◆ **Instruction**
Check each line of the material below for "label", then copy the ones that contain it.

═════ Input for this task

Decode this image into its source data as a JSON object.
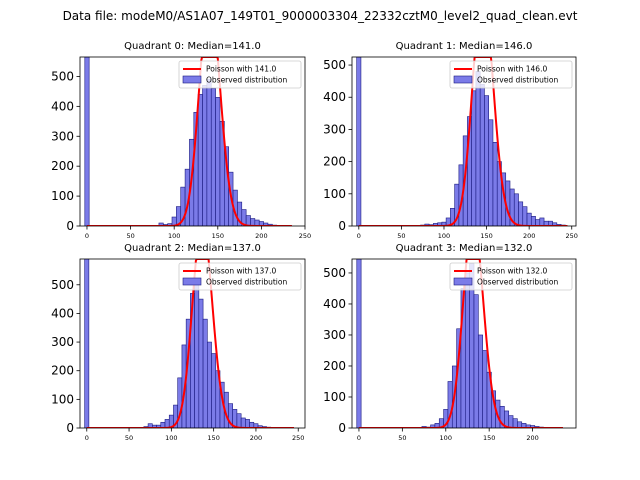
{
  "figure": {
    "title": "Data file: modeM0/AS1A07_149T01_9000003304_22332cztM0_level2_quad_clean.evt"
  },
  "colors": {
    "bar_fill": "#7b7be8",
    "bar_edge": "#1a1a80",
    "poisson_line": "#ff0000",
    "axis": "#000000"
  },
  "chart_data": [
    {
      "type": "bar",
      "title": "Quadrant 0: Median=141.0",
      "xlim": [
        -8,
        250
      ],
      "ylim": [
        0,
        565
      ],
      "xticks": [
        "0",
        "50",
        "100",
        "150",
        "200",
        "250"
      ],
      "yticks": [
        "0",
        "100",
        "200",
        "300",
        "400",
        "500"
      ],
      "bin_width": 5,
      "peak_bar": {
        "x": 0,
        "value": 565
      },
      "histogram": {
        "x": [
          85,
          90,
          95,
          100,
          105,
          110,
          115,
          120,
          125,
          130,
          135,
          140,
          145,
          150,
          155,
          160,
          165,
          170,
          175,
          180,
          185,
          190,
          195,
          200,
          205,
          210,
          215,
          220
        ],
        "values": [
          10,
          5,
          8,
          30,
          65,
          130,
          190,
          290,
          380,
          440,
          470,
          490,
          460,
          430,
          350,
          265,
          180,
          120,
          80,
          55,
          35,
          25,
          20,
          15,
          10,
          6,
          3,
          2
        ]
      },
      "poisson": {
        "lambda": 141.0,
        "label": "Poisson with 141.0",
        "x_range": [
          0,
          235
        ]
      },
      "legend": {
        "position": "top-right",
        "entries": [
          "Poisson with 141.0",
          "Observed distribution"
        ]
      }
    },
    {
      "type": "bar",
      "title": "Quadrant 1: Median=146.0",
      "xlim": [
        -8,
        255
      ],
      "ylim": [
        0,
        525
      ],
      "xticks": [
        "0",
        "50",
        "100",
        "150",
        "200",
        "250"
      ],
      "yticks": [
        "0",
        "100",
        "200",
        "300",
        "400",
        "500"
      ],
      "bin_width": 5,
      "peak_bar": {
        "x": 0,
        "value": 525
      },
      "histogram": {
        "x": [
          75,
          80,
          85,
          90,
          95,
          100,
          105,
          110,
          115,
          120,
          125,
          130,
          135,
          140,
          145,
          150,
          155,
          160,
          165,
          170,
          175,
          180,
          185,
          190,
          195,
          200,
          205,
          210,
          215,
          220,
          225,
          230,
          235,
          240
        ],
        "values": [
          3,
          6,
          4,
          8,
          10,
          12,
          25,
          55,
          130,
          190,
          280,
          340,
          420,
          480,
          440,
          405,
          330,
          260,
          200,
          165,
          140,
          115,
          100,
          75,
          60,
          40,
          30,
          20,
          25,
          15,
          15,
          10,
          5,
          3
        ]
      },
      "poisson": {
        "lambda": 146.0,
        "label": "Poisson with 146.0",
        "x_range": [
          0,
          245
        ]
      },
      "legend": {
        "position": "top-right",
        "entries": [
          "Poisson with 146.0",
          "Observed distribution"
        ]
      }
    },
    {
      "type": "bar",
      "title": "Quadrant 2: Median=137.0",
      "xlim": [
        -8,
        258
      ],
      "ylim": [
        0,
        590
      ],
      "xticks": [
        "0",
        "50",
        "100",
        "150",
        "200",
        "250"
      ],
      "yticks": [
        "0",
        "100",
        "200",
        "300",
        "400",
        "500"
      ],
      "bin_width": 5,
      "peak_bar": {
        "x": 0,
        "value": 590
      },
      "histogram": {
        "x": [
          70,
          75,
          80,
          85,
          90,
          95,
          100,
          105,
          110,
          115,
          120,
          125,
          130,
          135,
          140,
          145,
          150,
          155,
          160,
          165,
          170,
          175,
          180,
          185,
          190,
          195,
          200,
          205,
          210,
          215,
          220
        ],
        "values": [
          5,
          15,
          10,
          10,
          20,
          30,
          45,
          80,
          175,
          290,
          380,
          470,
          500,
          450,
          380,
          300,
          260,
          200,
          160,
          125,
          85,
          65,
          50,
          35,
          30,
          20,
          15,
          8,
          5,
          3,
          2
        ]
      },
      "poisson": {
        "lambda": 137.0,
        "label": "Poisson with 137.0",
        "x_range": [
          0,
          245
        ]
      },
      "legend": {
        "position": "top-right",
        "entries": [
          "Poisson with 137.0",
          "Observed distribution"
        ]
      }
    },
    {
      "type": "bar",
      "title": "Quadrant 3: Median=132.0",
      "xlim": [
        -8,
        250
      ],
      "ylim": [
        0,
        545
      ],
      "xticks": [
        "0",
        "50",
        "100",
        "150",
        "200"
      ],
      "yticks": [
        "0",
        "100",
        "200",
        "300",
        "400",
        "500"
      ],
      "bin_width": 5,
      "peak_bar": {
        "x": 0,
        "value": 545
      },
      "histogram": {
        "x": [
          75,
          80,
          85,
          90,
          95,
          100,
          105,
          110,
          115,
          120,
          125,
          130,
          135,
          140,
          145,
          150,
          155,
          160,
          165,
          170,
          175,
          180,
          185,
          190,
          195,
          200,
          205,
          210,
          215
        ],
        "values": [
          5,
          3,
          10,
          15,
          30,
          60,
          150,
          200,
          320,
          450,
          500,
          530,
          430,
          300,
          250,
          180,
          120,
          90,
          70,
          55,
          40,
          30,
          20,
          15,
          10,
          8,
          5,
          3,
          2
        ]
      },
      "poisson": {
        "lambda": 132.0,
        "label": "Poisson with 132.0",
        "x_range": [
          0,
          235
        ]
      },
      "legend": {
        "position": "top-right",
        "entries": [
          "Poisson with 132.0",
          "Observed distribution"
        ]
      }
    }
  ]
}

══════════

◆ **Exercise result**
        "label": "Poisson with 141.0",
        "label": "Poisson with 146.0",
        "label": "Poisson with 137.0",
        "label": "Poisson with 132.0",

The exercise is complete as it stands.